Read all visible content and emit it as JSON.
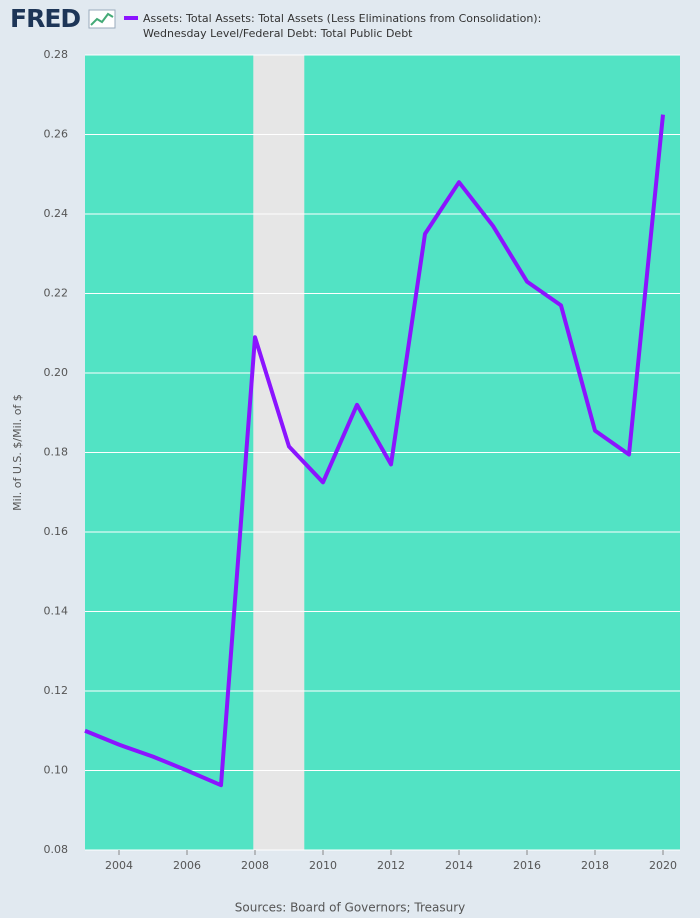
{
  "chart_data": {
    "type": "line",
    "logo": "FRED",
    "y_label": "Mil. of U.S. $/Mil. of $",
    "source": "Sources: Board of Governors; Treasury",
    "x": [
      2003,
      2004,
      2005,
      2006,
      2007,
      2008,
      2009,
      2010,
      2011,
      2012,
      2013,
      2014,
      2015,
      2016,
      2017,
      2018,
      2019,
      2020
    ],
    "series": [
      {
        "name": "Assets: Total Assets: Total Assets (Less Eliminations from Consolidation): Wednesday Level/Federal Debt: Total Public Debt",
        "color": "#8b14ff",
        "values": [
          0.11,
          0.1065,
          0.1035,
          0.1,
          0.0963,
          0.209,
          0.1815,
          0.1725,
          0.192,
          0.177,
          0.235,
          0.248,
          0.237,
          0.223,
          0.217,
          0.1855,
          0.1795,
          0.265
        ]
      }
    ],
    "recession": [
      2007.95,
      2009.45
    ],
    "xlim": [
      2003,
      2020.5
    ],
    "xticks": [
      2004,
      2006,
      2008,
      2010,
      2012,
      2014,
      2016,
      2018,
      2020
    ],
    "ylim": [
      0.08,
      0.28
    ],
    "yticks": [
      0.08,
      {
        "value": 0.1,
        "label": "0.10"
      },
      0.12,
      0.14,
      0.16,
      0.18,
      {
        "value": 0.2,
        "label": "0.20"
      },
      0.22,
      0.24,
      0.26,
      0.28
    ],
    "grid": true,
    "plot_background": "#52e3c4",
    "recession_color": "#e6e6e6"
  }
}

_ _ _

Given task:
Return the full material word for word. Do not include the pictures.

Result of the exercise:
Read all visible content and emit it as JSON.
{
  "chart_data": {
    "type": "line",
    "logo": "FRED",
    "y_label": "Mil. of U.S. $/Mil. of $",
    "source": "Sources: Board of Governors; Treasury",
    "x": [
      2003,
      2004,
      2005,
      2006,
      2007,
      2008,
      2009,
      2010,
      2011,
      2012,
      2013,
      2014,
      2015,
      2016,
      2017,
      2018,
      2019,
      2020
    ],
    "series": [
      {
        "name": "Assets: Total Assets: Total Assets (Less Eliminations from Consolidation): Wednesday Level/Federal Debt: Total Public Debt",
        "color": "#8b14ff",
        "values": [
          0.11,
          0.1065,
          0.1035,
          0.1,
          0.0963,
          0.209,
          0.1815,
          0.1725,
          0.192,
          0.177,
          0.235,
          0.248,
          0.237,
          0.223,
          0.217,
          0.1855,
          0.1795,
          0.265
        ]
      }
    ],
    "recession": [
      2007.95,
      2009.45
    ],
    "xlim": [
      2003,
      2020.5
    ],
    "xticks": [
      2004,
      2006,
      2008,
      2010,
      2012,
      2014,
      2016,
      2018,
      2020
    ],
    "ylim": [
      0.08,
      0.28
    ],
    "yticks": [
      0.08,
      {
        "value": 0.1,
        "label": "0.10"
      },
      0.12,
      0.14,
      0.16,
      0.18,
      {
        "value": 0.2,
        "label": "0.20"
      },
      0.22,
      0.24,
      0.26,
      0.28
    ],
    "grid": true,
    "plot_background": "#52e3c4",
    "recession_color": "#e6e6e6"
  }
}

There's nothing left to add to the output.